__PROBLEM TO SOLVE__
Your task is to write out exactly the lines from the line containing "Output the text content of this document." through the end of the records, inclusive at both ends.
══════════
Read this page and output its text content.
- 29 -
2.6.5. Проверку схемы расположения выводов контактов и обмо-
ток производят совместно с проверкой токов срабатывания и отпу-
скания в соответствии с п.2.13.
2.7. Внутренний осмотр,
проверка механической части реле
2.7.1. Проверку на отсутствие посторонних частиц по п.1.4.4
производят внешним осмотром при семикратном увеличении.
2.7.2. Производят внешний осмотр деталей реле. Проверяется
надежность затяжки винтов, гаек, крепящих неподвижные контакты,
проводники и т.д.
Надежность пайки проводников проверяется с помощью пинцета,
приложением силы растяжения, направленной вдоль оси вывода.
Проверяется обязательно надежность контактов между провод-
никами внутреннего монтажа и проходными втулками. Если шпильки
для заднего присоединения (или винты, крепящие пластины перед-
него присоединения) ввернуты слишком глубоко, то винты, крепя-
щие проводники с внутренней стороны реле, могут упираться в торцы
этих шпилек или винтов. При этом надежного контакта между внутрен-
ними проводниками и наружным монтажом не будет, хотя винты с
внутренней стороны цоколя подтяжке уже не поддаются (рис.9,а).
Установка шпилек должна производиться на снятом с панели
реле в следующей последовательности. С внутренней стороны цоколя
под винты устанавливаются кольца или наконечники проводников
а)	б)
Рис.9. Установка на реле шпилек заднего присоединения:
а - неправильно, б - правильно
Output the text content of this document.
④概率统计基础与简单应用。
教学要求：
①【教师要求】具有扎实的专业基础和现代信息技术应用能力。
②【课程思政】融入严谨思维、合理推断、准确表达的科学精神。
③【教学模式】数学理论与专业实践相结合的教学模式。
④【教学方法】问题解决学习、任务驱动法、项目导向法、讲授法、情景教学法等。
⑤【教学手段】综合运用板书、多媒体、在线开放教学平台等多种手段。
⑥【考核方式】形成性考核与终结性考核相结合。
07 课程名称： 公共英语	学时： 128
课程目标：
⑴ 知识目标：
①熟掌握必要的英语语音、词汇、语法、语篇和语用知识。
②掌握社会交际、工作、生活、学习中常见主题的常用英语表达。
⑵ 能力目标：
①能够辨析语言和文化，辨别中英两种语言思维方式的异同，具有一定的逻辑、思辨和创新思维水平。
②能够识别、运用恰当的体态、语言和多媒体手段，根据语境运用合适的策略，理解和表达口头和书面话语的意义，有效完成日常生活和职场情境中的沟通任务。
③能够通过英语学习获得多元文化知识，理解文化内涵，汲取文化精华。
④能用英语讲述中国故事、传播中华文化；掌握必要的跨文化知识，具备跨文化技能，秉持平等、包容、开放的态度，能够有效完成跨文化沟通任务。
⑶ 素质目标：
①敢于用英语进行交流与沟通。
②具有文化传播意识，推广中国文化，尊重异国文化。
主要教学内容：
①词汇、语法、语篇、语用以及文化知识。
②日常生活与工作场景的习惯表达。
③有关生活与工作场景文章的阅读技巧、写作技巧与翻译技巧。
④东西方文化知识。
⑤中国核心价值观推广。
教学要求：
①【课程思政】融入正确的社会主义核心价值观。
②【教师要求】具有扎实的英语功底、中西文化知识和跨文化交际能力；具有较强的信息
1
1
══════════
__THE ANSWER__
Output the text content of this document.
④概率统计基础与简单应用。
教学要求：
①【教师要求】具有扎实的专业基础和现代信息技术应用能力。
②【课程思政】融入严谨思维、合理推断、准确表达的科学精神。
③【教学模式】数学理论与专业实践相结合的教学模式。
④【教学方法】问题解决学习、任务驱动法、项目导向法、讲授法、情景教学法等。
⑤【教学手段】综合运用板书、多媒体、在线开放教学平台等多种手段。
⑥【考核方式】形成性考核与终结性考核相结合。
07 课程名称： 公共英语	学时： 128
课程目标：
⑴ 知识目标：
①熟掌握必要的英语语音、词汇、语法、语篇和语用知识。
②掌握社会交际、工作、生活、学习中常见主题的常用英语表达。
⑵ 能力目标：
①能够辨析语言和文化，辨别中英两种语言思维方式的异同，具有一定的逻辑、思辨和创新思维水平。
②能够识别、运用恰当的体态、语言和多媒体手段，根据语境运用合适的策略，理解和表达口头和书面话语的意义，有效完成日常生活和职场情境中的沟通任务。
③能够通过英语学习获得多元文化知识，理解文化内涵，汲取文化精华。
④能用英语讲述中国故事、传播中华文化；掌握必要的跨文化知识，具备跨文化技能，秉持平等、包容、开放的态度，能够有效完成跨文化沟通任务。
⑶ 素质目标：
①敢于用英语进行交流与沟通。
②具有文化传播意识，推广中国文化，尊重异国文化。
主要教学内容：
①词汇、语法、语篇、语用以及文化知识。
②日常生活与工作场景的习惯表达。
③有关生活与工作场景文章的阅读技巧、写作技巧与翻译技巧。
④东西方文化知识。
⑤中国核心价值观推广。
教学要求：
①【课程思政】融入正确的社会主义核心价值观。
②【教师要求】具有扎实的英语功底、中西文化知识和跨文化交际能力；具有较强的信息
1
1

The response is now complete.